Given records:
★ ★ ★

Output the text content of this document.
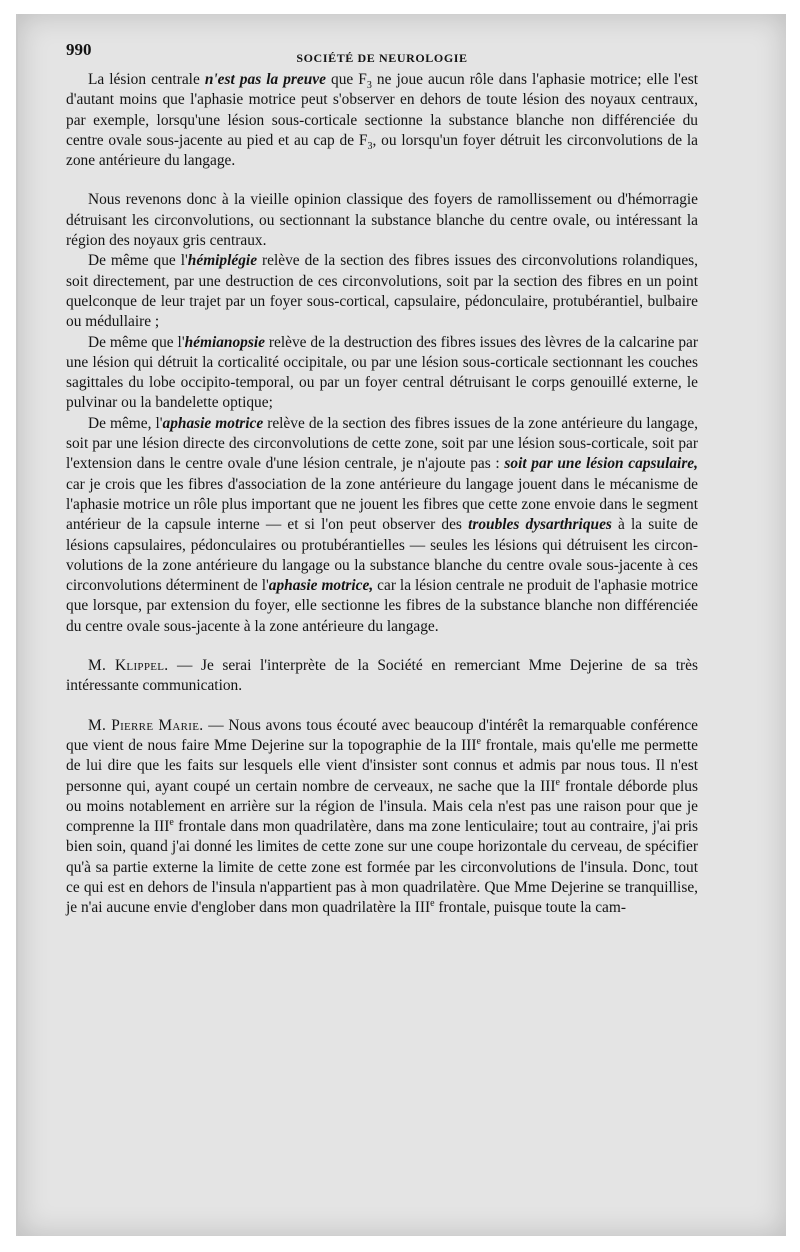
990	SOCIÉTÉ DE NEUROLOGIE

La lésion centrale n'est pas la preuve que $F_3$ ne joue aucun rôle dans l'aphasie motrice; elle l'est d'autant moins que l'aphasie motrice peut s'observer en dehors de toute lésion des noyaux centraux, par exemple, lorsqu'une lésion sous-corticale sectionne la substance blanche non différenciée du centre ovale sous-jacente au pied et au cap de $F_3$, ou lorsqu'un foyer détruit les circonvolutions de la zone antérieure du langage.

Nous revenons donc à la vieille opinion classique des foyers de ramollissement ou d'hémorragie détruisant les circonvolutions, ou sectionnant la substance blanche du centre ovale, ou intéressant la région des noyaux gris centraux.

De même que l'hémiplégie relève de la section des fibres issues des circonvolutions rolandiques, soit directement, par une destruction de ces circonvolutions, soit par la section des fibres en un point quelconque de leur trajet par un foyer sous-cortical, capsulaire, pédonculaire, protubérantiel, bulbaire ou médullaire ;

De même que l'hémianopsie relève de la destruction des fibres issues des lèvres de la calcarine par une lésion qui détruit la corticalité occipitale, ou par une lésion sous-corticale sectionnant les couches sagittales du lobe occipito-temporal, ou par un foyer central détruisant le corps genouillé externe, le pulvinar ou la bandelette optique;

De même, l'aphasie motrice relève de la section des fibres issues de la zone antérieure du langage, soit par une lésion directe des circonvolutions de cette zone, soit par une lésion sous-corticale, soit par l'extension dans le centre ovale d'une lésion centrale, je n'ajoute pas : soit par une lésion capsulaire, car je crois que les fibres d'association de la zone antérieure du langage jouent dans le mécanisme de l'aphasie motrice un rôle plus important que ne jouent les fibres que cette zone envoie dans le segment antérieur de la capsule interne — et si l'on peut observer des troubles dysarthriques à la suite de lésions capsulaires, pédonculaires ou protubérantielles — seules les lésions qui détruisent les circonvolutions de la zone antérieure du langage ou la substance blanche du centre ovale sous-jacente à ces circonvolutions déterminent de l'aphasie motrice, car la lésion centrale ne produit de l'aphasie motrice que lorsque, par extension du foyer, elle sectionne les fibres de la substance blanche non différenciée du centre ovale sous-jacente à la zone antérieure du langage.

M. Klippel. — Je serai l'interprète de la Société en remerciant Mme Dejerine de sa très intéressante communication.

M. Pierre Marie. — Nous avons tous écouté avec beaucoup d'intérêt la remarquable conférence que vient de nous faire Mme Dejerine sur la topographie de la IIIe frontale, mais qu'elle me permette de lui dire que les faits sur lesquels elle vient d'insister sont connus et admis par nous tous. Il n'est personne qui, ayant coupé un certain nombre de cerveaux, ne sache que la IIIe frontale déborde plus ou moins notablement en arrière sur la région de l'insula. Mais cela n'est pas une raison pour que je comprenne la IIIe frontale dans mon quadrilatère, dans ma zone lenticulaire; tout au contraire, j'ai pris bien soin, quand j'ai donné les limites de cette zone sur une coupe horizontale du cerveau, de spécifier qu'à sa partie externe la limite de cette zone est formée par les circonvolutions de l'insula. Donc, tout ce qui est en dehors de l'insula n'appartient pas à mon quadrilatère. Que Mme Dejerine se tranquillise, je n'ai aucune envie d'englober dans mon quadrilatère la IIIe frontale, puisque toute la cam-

★ ★ ★

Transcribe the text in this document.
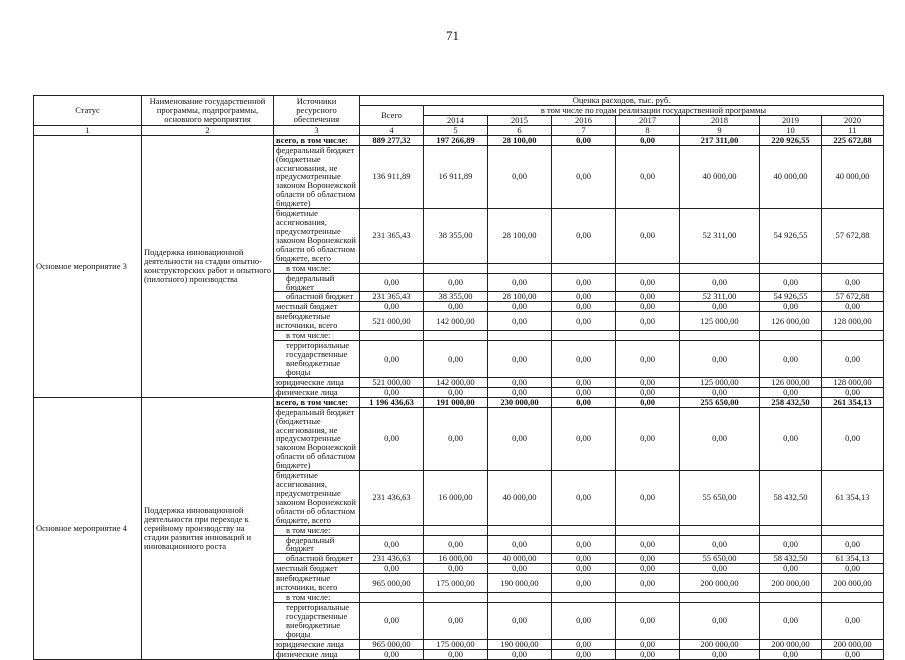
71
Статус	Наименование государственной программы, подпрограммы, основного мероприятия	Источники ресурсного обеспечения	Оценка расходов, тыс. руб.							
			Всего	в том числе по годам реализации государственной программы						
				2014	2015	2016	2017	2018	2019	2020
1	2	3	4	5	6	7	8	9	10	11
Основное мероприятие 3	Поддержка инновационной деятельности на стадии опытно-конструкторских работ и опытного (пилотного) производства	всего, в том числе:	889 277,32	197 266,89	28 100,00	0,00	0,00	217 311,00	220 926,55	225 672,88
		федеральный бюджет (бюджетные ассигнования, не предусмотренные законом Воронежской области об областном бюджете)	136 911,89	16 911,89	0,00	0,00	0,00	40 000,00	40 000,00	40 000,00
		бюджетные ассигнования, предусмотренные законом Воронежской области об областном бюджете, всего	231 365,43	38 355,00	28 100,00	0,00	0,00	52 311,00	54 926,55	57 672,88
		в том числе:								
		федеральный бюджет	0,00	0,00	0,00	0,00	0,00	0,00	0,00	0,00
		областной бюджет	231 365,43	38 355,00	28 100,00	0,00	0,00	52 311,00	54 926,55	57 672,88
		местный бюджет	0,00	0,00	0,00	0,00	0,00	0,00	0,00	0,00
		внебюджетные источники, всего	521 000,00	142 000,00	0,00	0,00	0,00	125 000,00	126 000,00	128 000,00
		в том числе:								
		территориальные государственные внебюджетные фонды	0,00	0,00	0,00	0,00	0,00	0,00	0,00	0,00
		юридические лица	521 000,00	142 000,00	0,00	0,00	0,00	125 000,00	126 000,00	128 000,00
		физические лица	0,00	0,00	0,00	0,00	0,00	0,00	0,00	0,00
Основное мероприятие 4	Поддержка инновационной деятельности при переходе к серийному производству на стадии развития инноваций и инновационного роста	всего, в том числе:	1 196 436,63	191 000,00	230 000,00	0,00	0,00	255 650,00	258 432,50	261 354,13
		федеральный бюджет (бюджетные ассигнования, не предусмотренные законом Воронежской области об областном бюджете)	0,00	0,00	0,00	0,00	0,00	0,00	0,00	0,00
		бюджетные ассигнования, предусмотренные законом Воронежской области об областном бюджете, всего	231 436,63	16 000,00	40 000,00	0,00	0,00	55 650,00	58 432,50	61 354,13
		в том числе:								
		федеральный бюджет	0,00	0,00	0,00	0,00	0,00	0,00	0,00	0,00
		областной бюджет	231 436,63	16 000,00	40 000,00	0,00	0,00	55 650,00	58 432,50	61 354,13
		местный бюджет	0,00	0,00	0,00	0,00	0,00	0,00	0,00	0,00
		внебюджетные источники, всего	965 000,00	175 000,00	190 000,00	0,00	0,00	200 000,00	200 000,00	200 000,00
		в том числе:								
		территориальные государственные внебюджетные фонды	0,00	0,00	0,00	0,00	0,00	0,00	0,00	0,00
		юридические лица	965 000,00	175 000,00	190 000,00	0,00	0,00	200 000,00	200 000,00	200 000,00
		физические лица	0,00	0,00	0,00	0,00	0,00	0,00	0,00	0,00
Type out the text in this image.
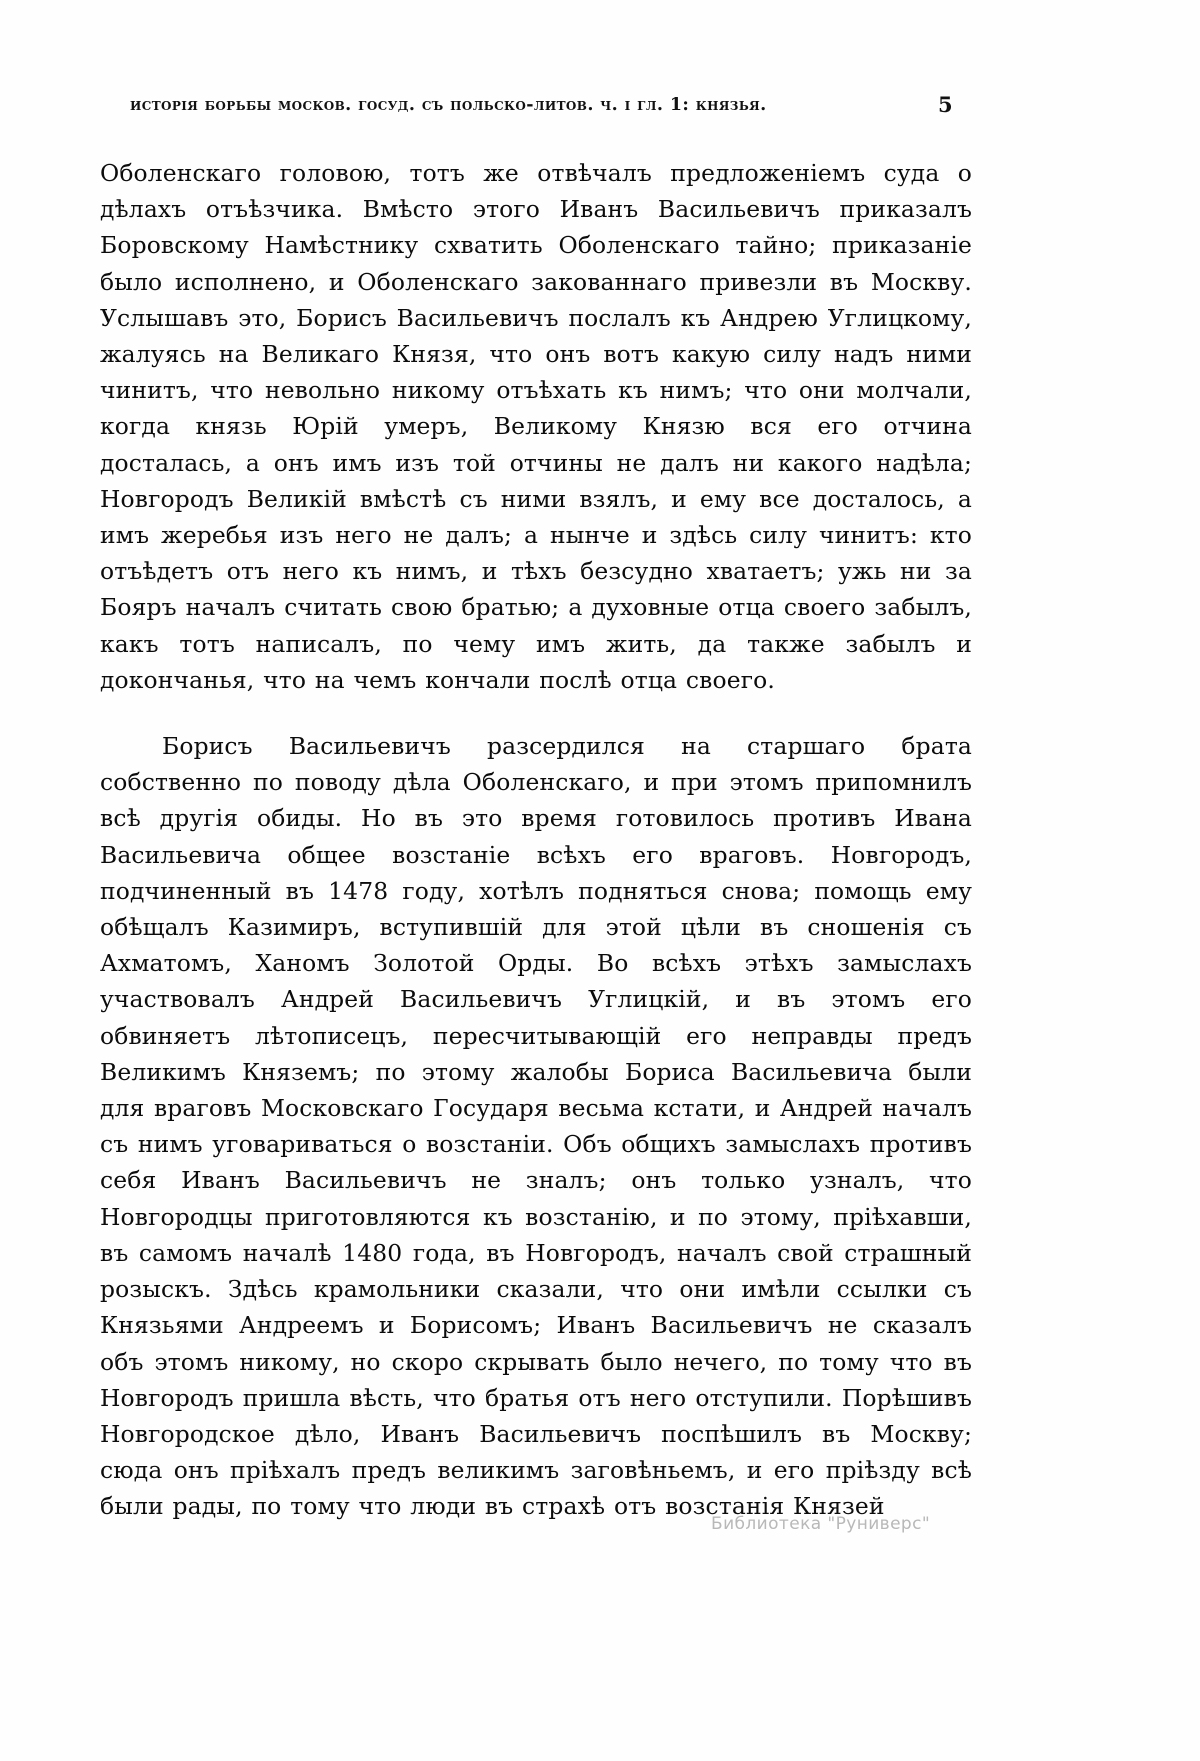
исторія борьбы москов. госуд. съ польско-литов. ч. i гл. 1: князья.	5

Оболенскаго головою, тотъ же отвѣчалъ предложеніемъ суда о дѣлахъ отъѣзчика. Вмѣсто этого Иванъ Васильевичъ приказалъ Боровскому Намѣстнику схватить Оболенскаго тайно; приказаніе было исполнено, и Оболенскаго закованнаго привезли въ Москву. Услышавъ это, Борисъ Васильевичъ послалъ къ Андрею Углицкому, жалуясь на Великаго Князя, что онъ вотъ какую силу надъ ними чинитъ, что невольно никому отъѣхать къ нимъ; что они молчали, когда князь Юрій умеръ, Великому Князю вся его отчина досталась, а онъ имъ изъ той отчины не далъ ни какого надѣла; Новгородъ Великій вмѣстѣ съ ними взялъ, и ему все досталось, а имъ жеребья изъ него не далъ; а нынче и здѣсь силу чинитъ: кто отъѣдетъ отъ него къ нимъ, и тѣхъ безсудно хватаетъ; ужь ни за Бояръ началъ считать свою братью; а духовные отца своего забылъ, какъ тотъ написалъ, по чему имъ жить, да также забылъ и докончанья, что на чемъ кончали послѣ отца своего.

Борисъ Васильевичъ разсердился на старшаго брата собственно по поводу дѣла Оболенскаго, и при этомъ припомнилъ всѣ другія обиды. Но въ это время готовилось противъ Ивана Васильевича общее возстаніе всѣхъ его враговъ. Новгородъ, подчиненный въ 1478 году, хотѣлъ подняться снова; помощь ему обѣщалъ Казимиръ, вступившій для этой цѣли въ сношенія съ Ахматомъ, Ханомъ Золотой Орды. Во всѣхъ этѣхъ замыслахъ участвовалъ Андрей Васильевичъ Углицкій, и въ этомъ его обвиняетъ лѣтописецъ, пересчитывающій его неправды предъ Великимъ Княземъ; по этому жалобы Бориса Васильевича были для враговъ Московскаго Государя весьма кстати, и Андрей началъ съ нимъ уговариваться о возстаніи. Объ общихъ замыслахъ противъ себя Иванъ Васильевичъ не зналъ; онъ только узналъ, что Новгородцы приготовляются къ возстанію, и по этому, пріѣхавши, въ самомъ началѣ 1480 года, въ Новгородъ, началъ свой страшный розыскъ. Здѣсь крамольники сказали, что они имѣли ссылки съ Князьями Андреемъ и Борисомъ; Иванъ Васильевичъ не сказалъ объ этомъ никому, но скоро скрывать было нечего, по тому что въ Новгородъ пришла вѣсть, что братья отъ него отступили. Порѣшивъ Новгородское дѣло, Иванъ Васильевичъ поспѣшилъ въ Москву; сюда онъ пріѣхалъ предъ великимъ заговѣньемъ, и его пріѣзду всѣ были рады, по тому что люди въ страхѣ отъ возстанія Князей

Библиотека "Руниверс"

★ ★ ★

What you are asked to do:
Go through the material above and count the lines that include "юридические". Give the number alone.

Answer:
2